[Opening DATA TO PROCESS section]

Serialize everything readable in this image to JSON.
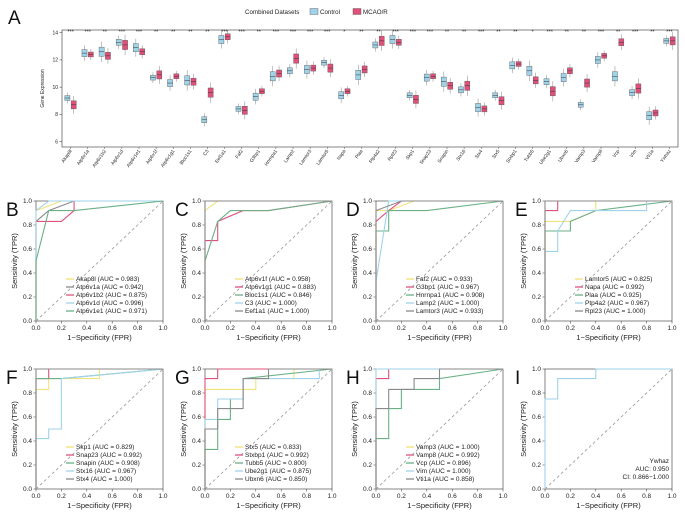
{
  "chart_data": [
    {
      "panel": "A",
      "type": "box",
      "title": "",
      "legend_title": "Combined Datasets",
      "groups": [
        "Control",
        "MCAO/R"
      ],
      "group_colors": [
        "#9fd3ea",
        "#e0507a"
      ],
      "ylabel": "Gene Expression",
      "ylim": [
        5.6,
        14.2
      ],
      "yticks": [
        6,
        8,
        10,
        12,
        14
      ],
      "genes": [
        "Akap8l",
        "Atp6v1a",
        "Atp6v1b2",
        "Atp6v1d",
        "Atp6v1e1",
        "Atp6v1f",
        "Atp6v1g1",
        "Bloc1s1",
        "C3",
        "Eef1a1",
        "Faf2",
        "G3bp1",
        "Hnrnpa1",
        "Lamp2",
        "Lamtor3",
        "Lamtor5",
        "Napa",
        "Plaa",
        "Ptp4a2",
        "Rpl23",
        "Skp1",
        "Snap23",
        "Snapin",
        "Stx16",
        "Stx4",
        "Stx5",
        "Stxbp1",
        "Tubb5",
        "Ube2g1",
        "Ubxn6",
        "Vamp3",
        "Vamp8",
        "Vcp",
        "Vim",
        "Vti1a",
        "Ywhaz"
      ],
      "significance": [
        "***",
        "***",
        "**",
        "***",
        "***",
        "**",
        "**",
        "**",
        "**",
        "***",
        "***",
        "**",
        "***",
        "***",
        "***",
        "***",
        "*",
        "**",
        "**",
        "***",
        "***",
        "***",
        "**",
        "**",
        "***",
        "**",
        "**",
        "*",
        "***",
        "**",
        "**",
        "***",
        "**",
        "***",
        "**",
        "***"
      ],
      "control_median": [
        9.2,
        12.5,
        12.6,
        13.3,
        12.9,
        10.7,
        10.3,
        10.5,
        7.6,
        13.5,
        8.4,
        9.3,
        10.8,
        11.2,
        11.3,
        11.8,
        9.4,
        10.9,
        13.1,
        13.5,
        9.4,
        10.7,
        10.4,
        9.8,
        8.5,
        9.4,
        11.6,
        11.2,
        10.4,
        10.7,
        8.7,
        12.0,
        10.8,
        9.6,
        7.9,
        13.4
      ],
      "mcao_median": [
        8.7,
        12.4,
        12.3,
        13.1,
        12.6,
        10.9,
        10.8,
        10.4,
        9.6,
        13.7,
        8.3,
        9.7,
        11.0,
        12.1,
        11.4,
        11.4,
        9.7,
        11.3,
        13.4,
        13.3,
        9.1,
        10.8,
        10.1,
        10.1,
        8.4,
        9.0,
        11.7,
        10.5,
        9.7,
        11.2,
        10.3,
        12.3,
        13.3,
        9.9,
        8.1,
        13.4
      ]
    },
    {
      "panel": "B",
      "type": "roc",
      "xlabel": "1−Specificity (FPR)",
      "ylabel": "Sensitivity (TPR)",
      "xlim": [
        0,
        1
      ],
      "ylim": [
        0,
        1
      ],
      "series": [
        {
          "name": "Akap8l (AUC = 0.983)",
          "color": "#f2e27a",
          "x": [
            0,
            0,
            0.2,
            1
          ],
          "y": [
            0,
            0.92,
            1,
            1
          ]
        },
        {
          "name": "Atp6v1a (AUC = 0.942)",
          "color": "#8a8a8a",
          "x": [
            0,
            0,
            0.1,
            0.3,
            1
          ],
          "y": [
            0,
            0.83,
            0.92,
            1,
            1
          ]
        },
        {
          "name": "Atp6v1b2 (AUC = 0.875)",
          "color": "#e0507a",
          "x": [
            0,
            0,
            0.2,
            0.3,
            0.3,
            1
          ],
          "y": [
            0,
            0.83,
            0.83,
            0.92,
            1,
            1
          ]
        },
        {
          "name": "Atp6v1d (AUC = 0.996)",
          "color": "#9fd3ea",
          "x": [
            0,
            0,
            0.1,
            1
          ],
          "y": [
            0,
            0.92,
            1,
            1
          ]
        },
        {
          "name": "Atp6v1e1 (AUC = 0.971)",
          "color": "#6ab187",
          "x": [
            0,
            0,
            0.1,
            0.3,
            1
          ],
          "y": [
            0,
            0.5,
            0.92,
            0.92,
            1
          ]
        }
      ]
    },
    {
      "panel": "C",
      "type": "roc",
      "xlabel": "1−Specificity (FPR)",
      "ylabel": "Sensitivity (TPR)",
      "xlim": [
        0,
        1
      ],
      "ylim": [
        0,
        1
      ],
      "series": [
        {
          "name": "Atp6v1f (AUC = 0.958)",
          "color": "#f2e27a",
          "x": [
            0,
            0,
            0.1,
            1
          ],
          "y": [
            0,
            0.92,
            1,
            1
          ]
        },
        {
          "name": "Atp6v1g1 (AUC = 0.883)",
          "color": "#e0507a",
          "x": [
            0,
            0,
            0.1,
            0.1,
            0.3,
            0.5,
            1
          ],
          "y": [
            0,
            0.67,
            0.67,
            0.83,
            0.92,
            0.92,
            1
          ]
        },
        {
          "name": "Bloc1s1 (AUC = 0.846)",
          "color": "#6ab187",
          "x": [
            0,
            0,
            0.1,
            0.2,
            0.5,
            1
          ],
          "y": [
            0,
            0.5,
            0.83,
            0.92,
            0.92,
            1
          ]
        },
        {
          "name": "C3 (AUC = 1.000)",
          "color": "#9fd3ea",
          "x": [
            0,
            0,
            1
          ],
          "y": [
            0,
            1,
            1
          ]
        },
        {
          "name": "Eef1a1 (AUC = 1.000)",
          "color": "#8a8a8a",
          "x": [
            0,
            0,
            1
          ],
          "y": [
            0,
            1,
            1
          ]
        }
      ]
    },
    {
      "panel": "D",
      "type": "roc",
      "xlabel": "1−Specificity (FPR)",
      "ylabel": "Sensitivity (TPR)",
      "xlim": [
        0,
        1
      ],
      "ylim": [
        0,
        1
      ],
      "series": [
        {
          "name": "Faf2 (AUC = 0.933)",
          "color": "#f2e27a",
          "x": [
            0,
            0,
            0.1,
            0.3,
            1
          ],
          "y": [
            0,
            0.92,
            0.92,
            1,
            1
          ]
        },
        {
          "name": "G3bp1 (AUC = 0.967)",
          "color": "#e0507a",
          "x": [
            0,
            0,
            0.1,
            0.2,
            1
          ],
          "y": [
            0,
            0.83,
            0.92,
            1,
            1
          ]
        },
        {
          "name": "Hnrnpa1 (AUC = 0.908)",
          "color": "#6ab187",
          "x": [
            0,
            0,
            0.1,
            0.1,
            0.4,
            1
          ],
          "y": [
            0,
            0.75,
            0.75,
            0.92,
            0.92,
            1
          ]
        },
        {
          "name": "Lamp2 (AUC = 1.000)",
          "color": "#9fd3ea",
          "x": [
            0,
            0,
            0.1,
            1
          ],
          "y": [
            0,
            0.33,
            1,
            1
          ]
        },
        {
          "name": "Lamtor3 (AUC = 0.933)",
          "color": "#8a8a8a",
          "x": [
            0,
            0,
            0.2,
            1
          ],
          "y": [
            0,
            0.92,
            1,
            1
          ]
        }
      ]
    },
    {
      "panel": "E",
      "type": "roc",
      "xlabel": "1−Specificity (FPR)",
      "ylabel": "Sensitivity (TPR)",
      "xlim": [
        0,
        1
      ],
      "ylim": [
        0,
        1
      ],
      "series": [
        {
          "name": "Lamtor5 (AUC = 0.825)",
          "color": "#f2e27a",
          "x": [
            0,
            0,
            0.2,
            0.4,
            0.4,
            1
          ],
          "y": [
            0,
            0.83,
            0.83,
            0.92,
            1,
            1
          ]
        },
        {
          "name": "Napa (AUC = 0.992)",
          "color": "#e0507a",
          "x": [
            0,
            0,
            0.1,
            0.1,
            1
          ],
          "y": [
            0,
            0.92,
            0.92,
            1,
            1
          ]
        },
        {
          "name": "Plaa (AUC = 0.925)",
          "color": "#6ab187",
          "x": [
            0,
            0,
            0.2,
            0.2,
            0.4,
            1
          ],
          "y": [
            0,
            0.75,
            0.75,
            0.83,
            0.92,
            1
          ]
        },
        {
          "name": "Ptp4a2 (AUC = 0.967)",
          "color": "#9fd3ea",
          "x": [
            0,
            0,
            0.1,
            0.1,
            0.2,
            0.8,
            0.8,
            1
          ],
          "y": [
            0,
            0.58,
            0.58,
            0.75,
            0.92,
            0.92,
            1,
            1
          ]
        },
        {
          "name": "Rpl23 (AUC = 1.000)",
          "color": "#8a8a8a",
          "x": [
            0,
            0,
            1
          ],
          "y": [
            0,
            1,
            1
          ]
        }
      ]
    },
    {
      "panel": "F",
      "type": "roc",
      "xlabel": "1−Specificity (FPR)",
      "ylabel": "Sensitivity (TPR)",
      "xlim": [
        0,
        1
      ],
      "ylim": [
        0,
        1
      ],
      "series": [
        {
          "name": "Skp1 (AUC = 0.829)",
          "color": "#f2e27a",
          "x": [
            0,
            0,
            0.1,
            0.1,
            0.5,
            0.5,
            1
          ],
          "y": [
            0,
            0.83,
            0.83,
            0.92,
            0.92,
            1,
            1
          ]
        },
        {
          "name": "Snap23 (AUC = 0.992)",
          "color": "#e0507a",
          "x": [
            0,
            0,
            0.1,
            0.1,
            1
          ],
          "y": [
            0,
            0.92,
            0.92,
            1,
            1
          ]
        },
        {
          "name": "Snapin (AUC = 0.908)",
          "color": "#6ab187",
          "x": [
            0,
            0,
            0.2,
            0.2,
            1
          ],
          "y": [
            0,
            0.92,
            0.92,
            0.92,
            1
          ]
        },
        {
          "name": "Stx16 (AUC = 0.967)",
          "color": "#9fd3ea",
          "x": [
            0,
            0,
            0.1,
            0.1,
            0.2,
            0.2,
            1
          ],
          "y": [
            0,
            0.42,
            0.42,
            0.5,
            0.5,
            0.92,
            1
          ]
        },
        {
          "name": "Stx4 (AUC = 1.000)",
          "color": "#8a8a8a",
          "x": [
            0,
            0,
            1
          ],
          "y": [
            0,
            1,
            1
          ]
        }
      ]
    },
    {
      "panel": "G",
      "type": "roc",
      "xlabel": "1−Specificity (FPR)",
      "ylabel": "Sensitivity (TPR)",
      "xlim": [
        0,
        1
      ],
      "ylim": [
        0,
        1
      ],
      "series": [
        {
          "name": "Stx5 (AUC = 0.833)",
          "color": "#f2e27a",
          "x": [
            0,
            0,
            0.4,
            0.4,
            0.7,
            0.7,
            1
          ],
          "y": [
            0,
            0.83,
            0.83,
            0.92,
            0.92,
            1,
            1
          ]
        },
        {
          "name": "Stxbp1 (AUC = 0.992)",
          "color": "#e0507a",
          "x": [
            0,
            0,
            0.1,
            0.1,
            1
          ],
          "y": [
            0,
            0.92,
            0.92,
            1,
            1
          ]
        },
        {
          "name": "Tubb5 (AUC = 0.800)",
          "color": "#6ab187",
          "x": [
            0,
            0,
            0.1,
            0.1,
            0.2,
            0.2,
            0.3,
            0.3,
            1
          ],
          "y": [
            0,
            0.33,
            0.33,
            0.58,
            0.58,
            0.75,
            0.75,
            0.92,
            1
          ]
        },
        {
          "name": "Ube2g1 (AUC = 0.875)",
          "color": "#9fd3ea",
          "x": [
            0,
            0,
            0.1,
            0.1,
            0.3,
            0.3,
            0.9,
            0.9,
            1
          ],
          "y": [
            0,
            0.58,
            0.58,
            0.75,
            0.75,
            0.92,
            0.92,
            1,
            1
          ]
        },
        {
          "name": "Ubxn6 (AUC = 0.850)",
          "color": "#8a8a8a",
          "x": [
            0,
            0,
            0.1,
            0.1,
            0.3,
            0.3,
            0.5,
            0.5,
            1
          ],
          "y": [
            0,
            0.5,
            0.5,
            0.67,
            0.67,
            0.92,
            0.92,
            1,
            1
          ]
        }
      ]
    },
    {
      "panel": "H",
      "type": "roc",
      "xlabel": "1−Specificity (FPR)",
      "ylabel": "Sensitivity (TPR)",
      "xlim": [
        0,
        1
      ],
      "ylim": [
        0,
        1
      ],
      "series": [
        {
          "name": "Vamp3 (AUC = 1.000)",
          "color": "#f2e27a",
          "x": [
            0,
            0,
            1
          ],
          "y": [
            0,
            1,
            1
          ]
        },
        {
          "name": "Vamp8 (AUC = 0.992)",
          "color": "#e0507a",
          "x": [
            0,
            0,
            0.1,
            0.1,
            1
          ],
          "y": [
            0,
            0.92,
            0.92,
            1,
            1
          ]
        },
        {
          "name": "Vcp (AUC = 0.896)",
          "color": "#6ab187",
          "x": [
            0,
            0,
            0.1,
            0.1,
            0.2,
            0.2,
            0.5,
            0.5,
            1
          ],
          "y": [
            0,
            0.42,
            0.42,
            0.67,
            0.67,
            0.83,
            0.83,
            0.92,
            1
          ]
        },
        {
          "name": "Vim (AUC = 1.000)",
          "color": "#9fd3ea",
          "x": [
            0,
            0,
            1
          ],
          "y": [
            0,
            1,
            1
          ]
        },
        {
          "name": "Vti1a (AUC = 0.858)",
          "color": "#8a8a8a",
          "x": [
            0,
            0,
            0.1,
            0.1,
            0.3,
            0.3,
            0.5,
            0.5,
            1
          ],
          "y": [
            0,
            0.67,
            0.67,
            0.83,
            0.83,
            0.92,
            0.92,
            1,
            1
          ]
        }
      ]
    },
    {
      "panel": "I",
      "type": "roc",
      "xlabel": "1−Specificity (FPR)",
      "ylabel": "Sensitivity (TPR)",
      "xlim": [
        0,
        1
      ],
      "ylim": [
        0,
        1
      ],
      "annotation": [
        "Ywhaz",
        "AUC: 0.950",
        "CI: 0.866−1.000"
      ],
      "series": [
        {
          "name": "Ywhaz",
          "color": "#9fd3ea",
          "x": [
            0,
            0,
            0.1,
            0.1,
            0.4,
            0.4,
            1
          ],
          "y": [
            0,
            0.75,
            0.75,
            0.92,
            0.92,
            1,
            1
          ]
        }
      ]
    }
  ]
}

[Closing DATA TO PROCESS section]

WHAT YOU SHOULD DO: Using only the data above, copy out the lines that include the word "panel".

RESPONSE:
      "panel": "A",
      "panel": "B",
      "panel": "C",
      "panel": "D",
      "panel": "E",
      "panel": "F",
      "panel": "G",
      "panel": "H",
      "panel": "I",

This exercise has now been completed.